_Problem description_
Find the lines below that contain the string "Classifier". Copy each one.

[Data entries for graphics]
┌────────
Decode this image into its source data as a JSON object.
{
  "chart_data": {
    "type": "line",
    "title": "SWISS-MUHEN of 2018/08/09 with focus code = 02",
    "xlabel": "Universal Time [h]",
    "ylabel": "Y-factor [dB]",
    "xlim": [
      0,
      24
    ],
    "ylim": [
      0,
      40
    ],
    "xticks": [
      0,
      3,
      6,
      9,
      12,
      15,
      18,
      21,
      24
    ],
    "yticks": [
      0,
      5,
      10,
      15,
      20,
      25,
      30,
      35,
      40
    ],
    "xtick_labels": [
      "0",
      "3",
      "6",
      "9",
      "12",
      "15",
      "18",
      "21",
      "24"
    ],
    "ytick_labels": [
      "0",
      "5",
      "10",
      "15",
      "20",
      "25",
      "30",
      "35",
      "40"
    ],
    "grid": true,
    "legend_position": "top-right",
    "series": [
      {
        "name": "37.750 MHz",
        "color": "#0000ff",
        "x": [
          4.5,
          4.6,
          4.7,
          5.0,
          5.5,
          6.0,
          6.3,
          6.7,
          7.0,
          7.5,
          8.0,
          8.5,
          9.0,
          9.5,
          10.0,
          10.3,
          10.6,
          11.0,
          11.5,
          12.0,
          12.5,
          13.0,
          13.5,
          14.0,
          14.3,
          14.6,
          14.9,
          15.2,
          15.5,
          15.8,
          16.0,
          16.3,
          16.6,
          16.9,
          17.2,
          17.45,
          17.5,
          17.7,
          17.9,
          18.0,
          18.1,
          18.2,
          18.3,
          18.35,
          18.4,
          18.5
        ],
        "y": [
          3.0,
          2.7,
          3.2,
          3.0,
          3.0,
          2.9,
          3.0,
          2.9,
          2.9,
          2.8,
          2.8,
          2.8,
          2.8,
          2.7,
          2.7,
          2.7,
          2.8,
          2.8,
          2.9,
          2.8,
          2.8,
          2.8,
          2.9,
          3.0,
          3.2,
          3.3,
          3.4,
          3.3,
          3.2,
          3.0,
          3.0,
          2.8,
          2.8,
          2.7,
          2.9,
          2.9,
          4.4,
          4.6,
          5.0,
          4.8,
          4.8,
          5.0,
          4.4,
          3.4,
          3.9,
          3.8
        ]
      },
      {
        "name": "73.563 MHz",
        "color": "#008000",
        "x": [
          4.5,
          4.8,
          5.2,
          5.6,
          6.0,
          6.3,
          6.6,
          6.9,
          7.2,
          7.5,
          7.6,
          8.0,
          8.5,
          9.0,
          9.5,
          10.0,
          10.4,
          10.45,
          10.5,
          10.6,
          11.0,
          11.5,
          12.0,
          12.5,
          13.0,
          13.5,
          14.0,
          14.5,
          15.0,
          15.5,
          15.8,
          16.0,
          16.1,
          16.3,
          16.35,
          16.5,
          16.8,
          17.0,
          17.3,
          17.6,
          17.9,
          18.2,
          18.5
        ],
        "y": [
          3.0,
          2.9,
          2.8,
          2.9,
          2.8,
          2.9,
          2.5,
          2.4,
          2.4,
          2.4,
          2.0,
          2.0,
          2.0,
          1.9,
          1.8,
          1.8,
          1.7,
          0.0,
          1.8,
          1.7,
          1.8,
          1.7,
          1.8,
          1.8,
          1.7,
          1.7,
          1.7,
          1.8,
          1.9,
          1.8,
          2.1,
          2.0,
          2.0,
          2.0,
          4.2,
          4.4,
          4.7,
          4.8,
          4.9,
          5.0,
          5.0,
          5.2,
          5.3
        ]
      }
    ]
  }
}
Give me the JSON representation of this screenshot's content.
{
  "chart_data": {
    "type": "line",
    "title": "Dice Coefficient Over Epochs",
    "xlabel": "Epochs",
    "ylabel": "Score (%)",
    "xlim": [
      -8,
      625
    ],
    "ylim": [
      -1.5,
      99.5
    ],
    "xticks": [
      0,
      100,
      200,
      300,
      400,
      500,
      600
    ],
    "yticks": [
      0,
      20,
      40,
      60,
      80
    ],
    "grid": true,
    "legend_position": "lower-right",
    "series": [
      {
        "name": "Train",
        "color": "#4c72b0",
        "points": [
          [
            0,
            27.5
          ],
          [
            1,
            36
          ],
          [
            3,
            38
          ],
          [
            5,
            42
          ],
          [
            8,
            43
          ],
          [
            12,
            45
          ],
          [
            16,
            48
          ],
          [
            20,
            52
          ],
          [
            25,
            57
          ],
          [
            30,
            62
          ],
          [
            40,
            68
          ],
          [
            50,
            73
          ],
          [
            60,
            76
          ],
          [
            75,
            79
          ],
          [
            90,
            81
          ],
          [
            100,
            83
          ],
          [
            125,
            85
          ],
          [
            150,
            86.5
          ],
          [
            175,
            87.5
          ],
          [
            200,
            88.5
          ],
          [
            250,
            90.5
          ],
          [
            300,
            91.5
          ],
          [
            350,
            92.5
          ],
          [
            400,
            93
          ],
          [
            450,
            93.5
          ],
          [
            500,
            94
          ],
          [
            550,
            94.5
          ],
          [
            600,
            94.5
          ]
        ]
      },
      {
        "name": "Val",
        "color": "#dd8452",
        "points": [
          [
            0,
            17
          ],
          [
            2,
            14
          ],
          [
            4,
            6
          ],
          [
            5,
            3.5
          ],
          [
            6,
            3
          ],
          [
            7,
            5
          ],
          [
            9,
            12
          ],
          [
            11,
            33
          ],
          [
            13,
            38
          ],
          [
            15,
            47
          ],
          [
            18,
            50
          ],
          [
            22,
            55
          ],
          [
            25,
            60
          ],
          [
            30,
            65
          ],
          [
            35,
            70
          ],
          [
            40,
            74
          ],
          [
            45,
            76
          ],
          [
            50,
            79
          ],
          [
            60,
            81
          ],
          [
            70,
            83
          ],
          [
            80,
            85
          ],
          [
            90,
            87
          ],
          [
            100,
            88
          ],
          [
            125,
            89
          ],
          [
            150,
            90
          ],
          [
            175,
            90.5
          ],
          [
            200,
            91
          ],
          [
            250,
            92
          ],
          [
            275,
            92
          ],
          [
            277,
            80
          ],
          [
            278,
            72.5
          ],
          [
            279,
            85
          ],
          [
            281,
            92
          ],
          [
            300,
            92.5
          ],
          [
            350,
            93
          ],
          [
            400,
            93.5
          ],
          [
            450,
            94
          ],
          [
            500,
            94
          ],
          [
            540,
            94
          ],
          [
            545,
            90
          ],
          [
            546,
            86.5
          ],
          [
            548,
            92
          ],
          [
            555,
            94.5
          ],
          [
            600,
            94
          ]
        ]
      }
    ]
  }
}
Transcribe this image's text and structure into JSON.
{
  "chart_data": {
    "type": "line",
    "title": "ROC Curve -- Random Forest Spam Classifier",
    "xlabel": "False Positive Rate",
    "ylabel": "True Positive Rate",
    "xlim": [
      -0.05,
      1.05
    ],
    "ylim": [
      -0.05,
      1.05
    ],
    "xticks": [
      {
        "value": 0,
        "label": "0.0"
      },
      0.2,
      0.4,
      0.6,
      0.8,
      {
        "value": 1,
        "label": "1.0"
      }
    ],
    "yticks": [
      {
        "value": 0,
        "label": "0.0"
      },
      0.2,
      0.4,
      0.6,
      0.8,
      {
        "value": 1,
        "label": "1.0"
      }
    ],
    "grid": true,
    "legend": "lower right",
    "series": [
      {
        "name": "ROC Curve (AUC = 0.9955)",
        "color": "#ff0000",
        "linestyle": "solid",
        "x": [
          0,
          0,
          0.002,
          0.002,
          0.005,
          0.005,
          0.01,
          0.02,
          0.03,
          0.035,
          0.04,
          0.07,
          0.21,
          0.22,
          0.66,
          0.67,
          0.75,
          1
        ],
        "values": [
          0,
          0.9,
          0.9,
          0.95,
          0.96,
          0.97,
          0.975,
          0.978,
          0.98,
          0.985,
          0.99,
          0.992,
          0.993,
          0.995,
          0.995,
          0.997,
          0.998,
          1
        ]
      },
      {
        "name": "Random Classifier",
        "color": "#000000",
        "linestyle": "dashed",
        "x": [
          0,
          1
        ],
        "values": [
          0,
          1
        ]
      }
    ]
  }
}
└────────
_Reply_
    "title": "ROC Curve -- Random Forest Spam Classifier",
        "name": "Random Classifier",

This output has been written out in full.